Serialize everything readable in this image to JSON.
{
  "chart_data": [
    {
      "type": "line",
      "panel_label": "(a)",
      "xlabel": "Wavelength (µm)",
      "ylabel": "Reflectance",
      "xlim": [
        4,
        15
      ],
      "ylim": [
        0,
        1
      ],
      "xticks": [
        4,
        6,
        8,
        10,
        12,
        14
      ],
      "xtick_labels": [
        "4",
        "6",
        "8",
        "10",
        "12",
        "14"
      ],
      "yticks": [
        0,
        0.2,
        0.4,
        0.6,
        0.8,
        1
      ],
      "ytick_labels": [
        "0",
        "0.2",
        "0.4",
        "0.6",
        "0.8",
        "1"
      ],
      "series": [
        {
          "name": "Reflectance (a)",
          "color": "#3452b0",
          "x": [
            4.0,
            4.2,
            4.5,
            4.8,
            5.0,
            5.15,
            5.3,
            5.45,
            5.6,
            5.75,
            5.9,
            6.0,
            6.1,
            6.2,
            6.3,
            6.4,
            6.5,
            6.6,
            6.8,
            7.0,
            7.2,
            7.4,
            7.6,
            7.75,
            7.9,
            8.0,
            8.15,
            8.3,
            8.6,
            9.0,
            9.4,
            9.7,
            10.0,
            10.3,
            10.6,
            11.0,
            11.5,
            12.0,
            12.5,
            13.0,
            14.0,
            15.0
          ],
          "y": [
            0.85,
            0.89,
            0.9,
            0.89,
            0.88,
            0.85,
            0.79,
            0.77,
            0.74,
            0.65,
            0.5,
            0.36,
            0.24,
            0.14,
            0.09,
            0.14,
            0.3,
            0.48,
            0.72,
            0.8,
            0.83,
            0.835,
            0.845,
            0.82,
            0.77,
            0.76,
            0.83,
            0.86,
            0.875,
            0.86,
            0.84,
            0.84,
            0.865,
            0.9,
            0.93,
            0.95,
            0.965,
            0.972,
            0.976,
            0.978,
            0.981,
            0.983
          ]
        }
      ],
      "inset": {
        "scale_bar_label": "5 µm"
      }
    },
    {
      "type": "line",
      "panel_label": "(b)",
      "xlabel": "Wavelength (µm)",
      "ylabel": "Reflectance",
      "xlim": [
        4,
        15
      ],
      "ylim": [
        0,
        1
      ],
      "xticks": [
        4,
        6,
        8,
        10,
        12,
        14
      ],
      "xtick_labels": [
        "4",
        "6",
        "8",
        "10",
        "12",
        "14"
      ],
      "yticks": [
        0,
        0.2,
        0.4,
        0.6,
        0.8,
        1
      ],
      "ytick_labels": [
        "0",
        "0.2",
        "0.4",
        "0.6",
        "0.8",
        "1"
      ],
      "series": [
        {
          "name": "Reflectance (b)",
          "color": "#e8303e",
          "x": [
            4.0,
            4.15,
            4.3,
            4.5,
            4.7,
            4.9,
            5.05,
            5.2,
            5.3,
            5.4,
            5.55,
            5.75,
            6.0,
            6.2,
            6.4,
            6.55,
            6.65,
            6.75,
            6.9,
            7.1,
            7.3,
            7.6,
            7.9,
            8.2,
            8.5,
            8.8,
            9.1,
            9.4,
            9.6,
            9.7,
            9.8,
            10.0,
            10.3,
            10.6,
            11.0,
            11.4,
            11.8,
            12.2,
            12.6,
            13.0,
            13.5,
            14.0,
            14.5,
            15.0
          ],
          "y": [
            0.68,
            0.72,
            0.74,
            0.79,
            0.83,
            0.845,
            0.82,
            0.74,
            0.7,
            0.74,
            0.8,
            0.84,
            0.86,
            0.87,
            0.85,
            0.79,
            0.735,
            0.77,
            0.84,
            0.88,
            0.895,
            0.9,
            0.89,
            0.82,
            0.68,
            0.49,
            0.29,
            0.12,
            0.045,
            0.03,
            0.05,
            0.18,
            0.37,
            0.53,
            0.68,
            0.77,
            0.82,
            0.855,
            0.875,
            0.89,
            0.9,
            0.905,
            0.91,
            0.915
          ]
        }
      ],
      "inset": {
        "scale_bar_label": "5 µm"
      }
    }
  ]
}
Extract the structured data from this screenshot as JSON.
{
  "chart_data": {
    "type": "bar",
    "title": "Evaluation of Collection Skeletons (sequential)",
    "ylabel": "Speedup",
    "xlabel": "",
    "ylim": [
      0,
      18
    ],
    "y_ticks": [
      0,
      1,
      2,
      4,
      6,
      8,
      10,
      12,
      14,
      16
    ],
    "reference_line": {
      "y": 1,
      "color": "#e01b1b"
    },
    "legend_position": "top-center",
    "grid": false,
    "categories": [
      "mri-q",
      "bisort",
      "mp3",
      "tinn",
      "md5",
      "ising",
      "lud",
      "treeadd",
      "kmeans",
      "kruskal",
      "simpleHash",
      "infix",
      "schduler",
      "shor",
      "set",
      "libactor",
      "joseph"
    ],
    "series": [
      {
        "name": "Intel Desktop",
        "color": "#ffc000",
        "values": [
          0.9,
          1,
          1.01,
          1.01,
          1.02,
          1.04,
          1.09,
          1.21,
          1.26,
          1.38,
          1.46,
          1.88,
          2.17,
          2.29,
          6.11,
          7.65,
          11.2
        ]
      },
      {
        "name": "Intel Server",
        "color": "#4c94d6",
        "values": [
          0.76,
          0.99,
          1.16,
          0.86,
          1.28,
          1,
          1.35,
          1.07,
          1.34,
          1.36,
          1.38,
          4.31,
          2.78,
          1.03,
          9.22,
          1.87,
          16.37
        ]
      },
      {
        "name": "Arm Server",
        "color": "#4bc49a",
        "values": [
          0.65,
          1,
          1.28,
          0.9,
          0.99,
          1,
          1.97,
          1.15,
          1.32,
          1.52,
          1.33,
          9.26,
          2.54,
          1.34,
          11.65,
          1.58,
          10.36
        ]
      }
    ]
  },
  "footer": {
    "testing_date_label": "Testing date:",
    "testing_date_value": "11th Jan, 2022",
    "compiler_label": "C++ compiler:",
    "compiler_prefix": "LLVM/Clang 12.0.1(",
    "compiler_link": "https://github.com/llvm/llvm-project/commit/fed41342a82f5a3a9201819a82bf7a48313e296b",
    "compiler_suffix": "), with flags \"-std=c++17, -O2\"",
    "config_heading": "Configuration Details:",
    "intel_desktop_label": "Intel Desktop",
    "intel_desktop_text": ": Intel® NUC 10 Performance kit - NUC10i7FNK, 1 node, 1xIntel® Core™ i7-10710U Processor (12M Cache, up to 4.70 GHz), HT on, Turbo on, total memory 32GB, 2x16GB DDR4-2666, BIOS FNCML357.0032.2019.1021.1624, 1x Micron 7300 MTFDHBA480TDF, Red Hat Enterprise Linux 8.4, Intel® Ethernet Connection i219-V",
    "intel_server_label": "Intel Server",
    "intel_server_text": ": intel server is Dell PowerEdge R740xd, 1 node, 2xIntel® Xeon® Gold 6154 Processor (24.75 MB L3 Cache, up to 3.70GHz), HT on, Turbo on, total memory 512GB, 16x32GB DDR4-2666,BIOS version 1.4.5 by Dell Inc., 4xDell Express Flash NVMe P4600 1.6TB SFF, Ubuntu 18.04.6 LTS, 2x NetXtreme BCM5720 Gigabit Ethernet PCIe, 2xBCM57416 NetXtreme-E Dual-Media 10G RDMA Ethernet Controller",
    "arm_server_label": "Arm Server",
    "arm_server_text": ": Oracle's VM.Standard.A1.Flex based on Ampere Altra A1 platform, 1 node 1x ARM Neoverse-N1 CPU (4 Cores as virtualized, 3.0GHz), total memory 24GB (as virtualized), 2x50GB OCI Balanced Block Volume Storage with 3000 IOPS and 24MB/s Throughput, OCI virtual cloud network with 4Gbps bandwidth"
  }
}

****

— Directions —
Please set down each line of the records exactly as given.

— Written solution —
Serialize everything readable in this image to JSON.
{
  "chart_data": [
    {
      "type": "line",
      "panel_label": "(a)",
      "xlabel": "Wavelength (µm)",
      "ylabel": "Reflectance",
      "xlim": [
        4,
        15
      ],
      "ylim": [
        0,
        1
      ],
      "xticks": [
        4,
        6,
        8,
        10,
        12,
        14
      ],
      "xtick_labels": [
        "4",
        "6",
        "8",
        "10",
        "12",
        "14"
      ],
      "yticks": [
        0,
        0.2,
        0.4,
        0.6,
        0.8,
        1
      ],
      "ytick_labels": [
        "0",
        "0.2",
        "0.4",
        "0.6",
        "0.8",
        "1"
      ],
      "series": [
        {
          "name": "Reflectance (a)",
          "color": "#3452b0",
          "x": [
            4.0,
            4.2,
            4.5,
            4.8,
            5.0,
            5.15,
            5.3,
            5.45,
            5.6,
            5.75,
            5.9,
            6.0,
            6.1,
            6.2,
            6.3,
            6.4,
            6.5,
            6.6,
            6.8,
            7.0,
            7.2,
            7.4,
            7.6,
            7.75,
            7.9,
            8.0,
            8.15,
            8.3,
            8.6,
            9.0,
            9.4,
            9.7,
            10.0,
            10.3,
            10.6,
            11.0,
            11.5,
            12.0,
            12.5,
            13.0,
            14.0,
            15.0
          ],
          "y": [
            0.85,
            0.89,
            0.9,
            0.89,
            0.88,
            0.85,
            0.79,
            0.77,
            0.74,
            0.65,
            0.5,
            0.36,
            0.24,
            0.14,
            0.09,
            0.14,
            0.3,
            0.48,
            0.72,
            0.8,
            0.83,
            0.835,
            0.845,
            0.82,
            0.77,
            0.76,
            0.83,
            0.86,
            0.875,
            0.86,
            0.84,
            0.84,
            0.865,
            0.9,
            0.93,
            0.95,
            0.965,
            0.972,
            0.976,
            0.978,
            0.981,
            0.983
          ]
        }
      ],
      "inset": {
        "scale_bar_label": "5 µm"
      }
    },
    {
      "type": "line",
      "panel_label": "(b)",
      "xlabel": "Wavelength (µm)",
      "ylabel": "Reflectance",
      "xlim": [
        4,
        15
      ],
      "ylim": [
        0,
        1
      ],
      "xticks": [
        4,
        6,
        8,
        10,
        12,
        14
      ],
      "xtick_labels": [
        "4",
        "6",
        "8",
        "10",
        "12",
        "14"
      ],
      "yticks": [
        0,
        0.2,
        0.4,
        0.6,
        0.8,
        1
      ],
      "ytick_labels": [
        "0",
        "0.2",
        "0.4",
        "0.6",
        "0.8",
        "1"
      ],
      "series": [
        {
          "name": "Reflectance (b)",
          "color": "#e8303e",
          "x": [
            4.0,
            4.15,
            4.3,
            4.5,
            4.7,
            4.9,
            5.05,
            5.2,
            5.3,
            5.4,
            5.55,
            5.75,
            6.0,
            6.2,
            6.4,
            6.55,
            6.65,
            6.75,
            6.9,
            7.1,
            7.3,
            7.6,
            7.9,
            8.2,
            8.5,
            8.8,
            9.1,
            9.4,
            9.6,
            9.7,
            9.8,
            10.0,
            10.3,
            10.6,
            11.0,
            11.4,
            11.8,
            12.2,
            12.6,
            13.0,
            13.5,
            14.0,
            14.5,
            15.0
          ],
          "y": [
            0.68,
            0.72,
            0.74,
            0.79,
            0.83,
            0.845,
            0.82,
            0.74,
            0.7,
            0.74,
            0.8,
            0.84,
            0.86,
            0.87,
            0.85,
            0.79,
            0.735,
            0.77,
            0.84,
            0.88,
            0.895,
            0.9,
            0.89,
            0.82,
            0.68,
            0.49,
            0.29,
            0.12,
            0.045,
            0.03,
            0.05,
            0.18,
            0.37,
            0.53,
            0.68,
            0.77,
            0.82,
            0.855,
            0.875,
            0.89,
            0.9,
            0.905,
            0.91,
            0.915
          ]
        }
      ],
      "inset": {
        "scale_bar_label": "5 µm"
      }
    }
  ]
}
Extract the structured data from this screenshot as JSON.
{
  "chart_data": {
    "type": "bar",
    "title": "Evaluation of Collection Skeletons (sequential)",
    "ylabel": "Speedup",
    "xlabel": "",
    "ylim": [
      0,
      18
    ],
    "y_ticks": [
      0,
      1,
      2,
      4,
      6,
      8,
      10,
      12,
      14,
      16
    ],
    "reference_line": {
      "y": 1,
      "color": "#e01b1b"
    },
    "legend_position": "top-center",
    "grid": false,
    "categories": [
      "mri-q",
      "bisort",
      "mp3",
      "tinn",
      "md5",
      "ising",
      "lud",
      "treeadd",
      "kmeans",
      "kruskal",
      "simpleHash",
      "infix",
      "schduler",
      "shor",
      "set",
      "libactor",
      "joseph"
    ],
    "series": [
      {
        "name": "Intel Desktop",
        "color": "#ffc000",
        "values": [
          0.9,
          1,
          1.01,
          1.01,
          1.02,
          1.04,
          1.09,
          1.21,
          1.26,
          1.38,
          1.46,
          1.88,
          2.17,
          2.29,
          6.11,
          7.65,
          11.2
        ]
      },
      {
        "name": "Intel Server",
        "color": "#4c94d6",
        "values": [
          0.76,
          0.99,
          1.16,
          0.86,
          1.28,
          1,
          1.35,
          1.07,
          1.34,
          1.36,
          1.38,
          4.31,
          2.78,
          1.03,
          9.22,
          1.87,
          16.37
        ]
      },
      {
        "name": "Arm Server",
        "color": "#4bc49a",
        "values": [
          0.65,
          1,
          1.28,
          0.9,
          0.99,
          1,
          1.97,
          1.15,
          1.32,
          1.52,
          1.33,
          9.26,
          2.54,
          1.34,
          11.65,
          1.58,
          10.36
        ]
      }
    ]
  },
  "footer": {
    "testing_date_label": "Testing date:",
    "testing_date_value": "11th Jan, 2022",
    "compiler_label": "C++ compiler:",
    "compiler_prefix": "LLVM/Clang 12.0.1(",
    "compiler_link": "https://github.com/llvm/llvm-project/commit/fed41342a82f5a3a9201819a82bf7a48313e296b",
    "compiler_suffix": "), with flags \"-std=c++17, -O2\"",
    "config_heading": "Configuration Details:",
    "intel_desktop_label": "Intel Desktop",
    "intel_desktop_text": ": Intel® NUC 10 Performance kit - NUC10i7FNK, 1 node, 1xIntel® Core™ i7-10710U Processor (12M Cache, up to 4.70 GHz), HT on, Turbo on, total memory 32GB, 2x16GB DDR4-2666, BIOS FNCML357.0032.2019.1021.1624, 1x Micron 7300 MTFDHBA480TDF, Red Hat Enterprise Linux 8.4, Intel® Ethernet Connection i219-V",
    "intel_server_label": "Intel Server",
    "intel_server_text": ": intel server is Dell PowerEdge R740xd, 1 node, 2xIntel® Xeon® Gold 6154 Processor (24.75 MB L3 Cache, up to 3.70GHz), HT on, Turbo on, total memory 512GB, 16x32GB DDR4-2666,BIOS version 1.4.5 by Dell Inc., 4xDell Express Flash NVMe P4600 1.6TB SFF, Ubuntu 18.04.6 LTS, 2x NetXtreme BCM5720 Gigabit Ethernet PCIe, 2xBCM57416 NetXtreme-E Dual-Media 10G RDMA Ethernet Controller",
    "arm_server_label": "Arm Server",
    "arm_server_text": ": Oracle's VM.Standard.A1.Flex based on Ampere Altra A1 platform, 1 node 1x ARM Neoverse-N1 CPU (4 Cores as virtualized, 3.0GHz), total memory 24GB (as virtualized), 2x50GB OCI Balanced Block Volume Storage with 3000 IOPS and 24MB/s Throughput, OCI virtual cloud network with 4Gbps bandwidth"
  }
}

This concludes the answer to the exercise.